Extrait du document:
○ ○ ○

1. Le mythe en bref
La chute
de Phaéton vue par un artiste anonyme illustrant les constellations
(ici Eridanus)
Villa Farnese, Caprarola, Italie, vers 1573
Ovide (43 av. JC , 17 ou 18 ap ) a consigné
dans ses "Métamorphoses", véritable texte fondateur
de la mythologie classique, l'histoire de Phaéton, fils de la nymphe
Clyméné et de Phébus-Hélios, le (dieu du)
Soleil.
Ce mythe d'origine grecque est bien antérieur
à l'Empire Romain, et est déjà connu de Platon (427,
-348 ) comme on le verra plus bas. Il se pourrait même qu'il ait
été connu par les Sumériens (vers -4000 !)
En voici un résumé établi
d'après la version d'Ovide:
L'Océanide Clyméné
( Clymène dans la version latine d'Ovide) étant l'épouse
de Mérops (qu'elle a trompé avec Phébus), Phaéton
entretient de légitimes doutes sur sa filiation divine. Sa mère
l'engage donc à en obtenir la confirmation de Phébus lui-même.
Après un long voyage, il arrive
enfin au palais du Soleil. Le Soleil l'ayant aperçu l'accueille en fils
et lui demande ce qu'il est venu chercher sur ces hauteurs.
Phaéton lui répond qu'il
sollicite des gages qui attesteraient qu'il est vraiment issu du dieu,
des gages suffisamment forts pour qu'ils chassent tout doute de son esprit.

○ ○ ○

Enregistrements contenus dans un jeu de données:
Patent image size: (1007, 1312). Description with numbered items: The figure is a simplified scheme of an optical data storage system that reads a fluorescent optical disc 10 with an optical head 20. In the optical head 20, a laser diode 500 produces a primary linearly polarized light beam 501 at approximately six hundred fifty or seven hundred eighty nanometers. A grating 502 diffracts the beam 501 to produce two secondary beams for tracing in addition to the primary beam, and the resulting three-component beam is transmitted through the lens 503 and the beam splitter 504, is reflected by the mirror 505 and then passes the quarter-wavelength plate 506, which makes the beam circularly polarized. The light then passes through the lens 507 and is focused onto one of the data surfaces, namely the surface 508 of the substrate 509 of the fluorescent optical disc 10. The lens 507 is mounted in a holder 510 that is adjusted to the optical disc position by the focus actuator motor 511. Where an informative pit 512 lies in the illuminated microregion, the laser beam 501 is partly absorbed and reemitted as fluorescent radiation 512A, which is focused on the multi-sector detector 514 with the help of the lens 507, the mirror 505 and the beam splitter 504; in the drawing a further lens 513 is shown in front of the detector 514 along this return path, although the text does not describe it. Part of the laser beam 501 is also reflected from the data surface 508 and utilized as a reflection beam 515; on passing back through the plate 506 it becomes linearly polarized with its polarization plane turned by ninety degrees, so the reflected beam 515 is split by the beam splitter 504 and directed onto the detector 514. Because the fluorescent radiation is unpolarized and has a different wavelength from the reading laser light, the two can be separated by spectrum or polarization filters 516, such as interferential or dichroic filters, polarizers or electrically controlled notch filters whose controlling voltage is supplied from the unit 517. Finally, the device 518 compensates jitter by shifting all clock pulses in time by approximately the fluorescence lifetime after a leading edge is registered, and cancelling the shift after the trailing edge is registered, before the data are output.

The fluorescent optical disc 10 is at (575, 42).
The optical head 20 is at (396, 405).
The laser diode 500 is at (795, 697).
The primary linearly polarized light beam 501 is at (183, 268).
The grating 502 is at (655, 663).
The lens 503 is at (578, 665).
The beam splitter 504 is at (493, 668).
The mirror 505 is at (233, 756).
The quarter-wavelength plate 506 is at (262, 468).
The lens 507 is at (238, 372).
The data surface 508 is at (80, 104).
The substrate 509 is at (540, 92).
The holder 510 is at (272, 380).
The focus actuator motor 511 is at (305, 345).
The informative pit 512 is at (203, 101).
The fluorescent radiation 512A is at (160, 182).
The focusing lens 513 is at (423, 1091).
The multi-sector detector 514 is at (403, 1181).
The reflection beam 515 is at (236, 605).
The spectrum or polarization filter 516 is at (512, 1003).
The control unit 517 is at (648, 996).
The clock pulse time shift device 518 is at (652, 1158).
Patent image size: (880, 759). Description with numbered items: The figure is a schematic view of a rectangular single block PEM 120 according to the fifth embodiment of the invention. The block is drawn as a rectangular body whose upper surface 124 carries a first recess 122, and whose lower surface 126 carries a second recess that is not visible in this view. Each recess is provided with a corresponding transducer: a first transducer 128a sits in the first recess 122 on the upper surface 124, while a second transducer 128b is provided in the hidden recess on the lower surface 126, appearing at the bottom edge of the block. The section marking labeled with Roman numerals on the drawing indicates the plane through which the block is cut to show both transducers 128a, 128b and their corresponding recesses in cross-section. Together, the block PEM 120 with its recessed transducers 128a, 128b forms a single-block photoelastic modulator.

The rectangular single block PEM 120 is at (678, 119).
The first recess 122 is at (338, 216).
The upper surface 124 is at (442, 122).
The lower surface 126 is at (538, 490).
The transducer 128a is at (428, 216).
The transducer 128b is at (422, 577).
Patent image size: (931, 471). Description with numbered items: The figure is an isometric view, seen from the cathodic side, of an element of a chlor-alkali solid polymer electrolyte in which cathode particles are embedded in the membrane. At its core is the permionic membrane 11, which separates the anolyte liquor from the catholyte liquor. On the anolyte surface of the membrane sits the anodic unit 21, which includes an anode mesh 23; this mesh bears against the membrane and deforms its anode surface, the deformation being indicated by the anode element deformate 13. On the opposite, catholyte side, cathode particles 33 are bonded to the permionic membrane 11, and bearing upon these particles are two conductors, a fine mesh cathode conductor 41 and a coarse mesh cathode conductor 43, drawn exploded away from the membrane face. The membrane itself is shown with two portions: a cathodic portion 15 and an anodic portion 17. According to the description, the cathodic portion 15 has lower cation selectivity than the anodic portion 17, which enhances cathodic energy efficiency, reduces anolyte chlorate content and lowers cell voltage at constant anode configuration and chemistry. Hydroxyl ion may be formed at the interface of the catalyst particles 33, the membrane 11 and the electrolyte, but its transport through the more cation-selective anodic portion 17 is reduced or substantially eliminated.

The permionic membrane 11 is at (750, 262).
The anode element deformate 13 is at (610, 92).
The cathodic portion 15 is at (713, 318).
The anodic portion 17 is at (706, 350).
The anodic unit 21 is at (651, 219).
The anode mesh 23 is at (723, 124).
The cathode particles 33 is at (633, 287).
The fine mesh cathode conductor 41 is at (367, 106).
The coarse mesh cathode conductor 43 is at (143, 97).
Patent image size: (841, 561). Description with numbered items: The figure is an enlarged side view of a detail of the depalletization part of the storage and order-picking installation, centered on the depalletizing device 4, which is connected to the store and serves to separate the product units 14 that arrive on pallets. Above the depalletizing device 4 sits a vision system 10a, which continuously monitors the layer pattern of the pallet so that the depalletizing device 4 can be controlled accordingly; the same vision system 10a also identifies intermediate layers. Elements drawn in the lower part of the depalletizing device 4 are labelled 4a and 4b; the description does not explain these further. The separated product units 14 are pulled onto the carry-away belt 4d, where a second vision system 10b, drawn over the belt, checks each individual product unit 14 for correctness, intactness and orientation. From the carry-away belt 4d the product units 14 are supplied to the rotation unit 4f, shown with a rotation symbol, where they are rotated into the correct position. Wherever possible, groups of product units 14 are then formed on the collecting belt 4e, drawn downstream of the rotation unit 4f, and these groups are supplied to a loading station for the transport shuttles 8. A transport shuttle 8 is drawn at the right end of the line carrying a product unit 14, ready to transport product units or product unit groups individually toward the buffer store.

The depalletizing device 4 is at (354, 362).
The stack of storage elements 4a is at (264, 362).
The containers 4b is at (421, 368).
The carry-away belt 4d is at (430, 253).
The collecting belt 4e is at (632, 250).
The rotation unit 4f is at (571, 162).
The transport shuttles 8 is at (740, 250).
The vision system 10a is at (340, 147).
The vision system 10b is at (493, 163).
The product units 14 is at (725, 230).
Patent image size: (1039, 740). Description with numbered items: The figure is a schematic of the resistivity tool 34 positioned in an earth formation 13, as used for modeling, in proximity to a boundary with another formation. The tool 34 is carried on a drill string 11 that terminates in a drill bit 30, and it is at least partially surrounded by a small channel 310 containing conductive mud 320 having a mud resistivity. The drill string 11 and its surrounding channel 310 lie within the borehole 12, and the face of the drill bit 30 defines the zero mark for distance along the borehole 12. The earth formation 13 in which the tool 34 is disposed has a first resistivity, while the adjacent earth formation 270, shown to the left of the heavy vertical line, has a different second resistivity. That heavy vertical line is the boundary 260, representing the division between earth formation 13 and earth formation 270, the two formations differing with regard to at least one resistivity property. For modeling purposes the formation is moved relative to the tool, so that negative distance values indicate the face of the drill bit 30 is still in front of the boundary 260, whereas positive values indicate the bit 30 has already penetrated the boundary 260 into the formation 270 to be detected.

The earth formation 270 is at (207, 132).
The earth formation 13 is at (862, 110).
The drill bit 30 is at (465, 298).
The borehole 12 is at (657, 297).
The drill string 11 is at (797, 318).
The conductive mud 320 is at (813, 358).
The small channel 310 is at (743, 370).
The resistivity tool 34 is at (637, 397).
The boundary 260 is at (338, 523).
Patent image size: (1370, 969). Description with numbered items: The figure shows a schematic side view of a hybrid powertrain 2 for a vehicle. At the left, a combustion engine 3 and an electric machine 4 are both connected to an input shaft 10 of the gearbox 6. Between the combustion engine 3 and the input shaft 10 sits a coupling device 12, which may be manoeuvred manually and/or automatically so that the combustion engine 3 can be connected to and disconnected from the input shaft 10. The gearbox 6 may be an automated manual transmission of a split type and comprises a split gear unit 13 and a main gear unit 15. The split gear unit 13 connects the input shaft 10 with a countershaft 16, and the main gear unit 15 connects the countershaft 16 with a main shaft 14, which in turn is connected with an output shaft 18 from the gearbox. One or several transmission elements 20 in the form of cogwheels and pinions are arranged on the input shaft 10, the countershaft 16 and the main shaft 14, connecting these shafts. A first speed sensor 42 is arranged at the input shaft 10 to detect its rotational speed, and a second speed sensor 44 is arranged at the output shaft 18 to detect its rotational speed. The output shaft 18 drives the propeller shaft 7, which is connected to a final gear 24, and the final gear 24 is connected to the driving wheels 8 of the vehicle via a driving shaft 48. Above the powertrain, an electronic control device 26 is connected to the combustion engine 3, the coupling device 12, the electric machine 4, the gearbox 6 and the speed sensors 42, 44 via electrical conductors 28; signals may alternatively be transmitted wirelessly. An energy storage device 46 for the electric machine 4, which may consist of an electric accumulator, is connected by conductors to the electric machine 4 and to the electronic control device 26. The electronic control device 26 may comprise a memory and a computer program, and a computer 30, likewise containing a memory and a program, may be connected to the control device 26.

○ ○ ○

Étapes de l'exercice:
1. Selon l'extrait sur le mythe de Phaéton, dans quel ouvrage Ovide a-t-il consigné l'histoire de Phaéton ?
2. Poursuivez, s'il vous plaît, l'extrait sur le mythe de Phaéton après sa dernière phrase.
Ces données ne sont pas nécessaires.

Réponses par consigne:
1. Dans ses « Métamorphoses ».

2.
Alors, pour faire plaisir à son fils, Phébus jure sur le
Styx de lui accorder tout ce qu'il désire.
A peine a-t-il achevé que Phaéton
demande le char de son père et le droit de le conduire pendant une journée.
Aussitôt, le père se repent
amèrement de son serment. Il ne peut plus revenir sur son engagement
mais tente de dissuader Phaéton car la tâche ne convient
ni à ses forces, ni à son jeune âge.
Par tous les moyens, il cherche à
faire revenir Phaéton sur son souhait, mais celui-ci, rebelle à
ce discours, persiste dans son projet, le dieu du Soleil est alors obligé
de se soumettre.
Les chevaux du Soleil pleins de fougue
s'élancent mais le joug n'a pas son poids ordinaire. Dès que le
quadruple attelage s'en est aperçu, il se précipite, abandonne la piste
battue et ne suit plus la même direction qu'auparavant. Phaéton
s'épouvante, il ne sait de quel côté tirer les rênes, il ne sait de quel
côté est son chemin .
Les chevaux s'élancent, tantôt
jusqu'aux étoiles fixées dans les hauteurs, tantôt
par des descentes et des précipices, ils tombent dans des espaces voisins
de la terre.
Les flammes dévorent
alors les lieux les plus élevés de la terre qui se fend, s'entrouvre
et se dessèche. De grandes villes périssent avec
leurs remparts; des territoires entiers avec leur population sont réduits
en cendre par l'incendie. Des forêts brûlent avec les montagnes.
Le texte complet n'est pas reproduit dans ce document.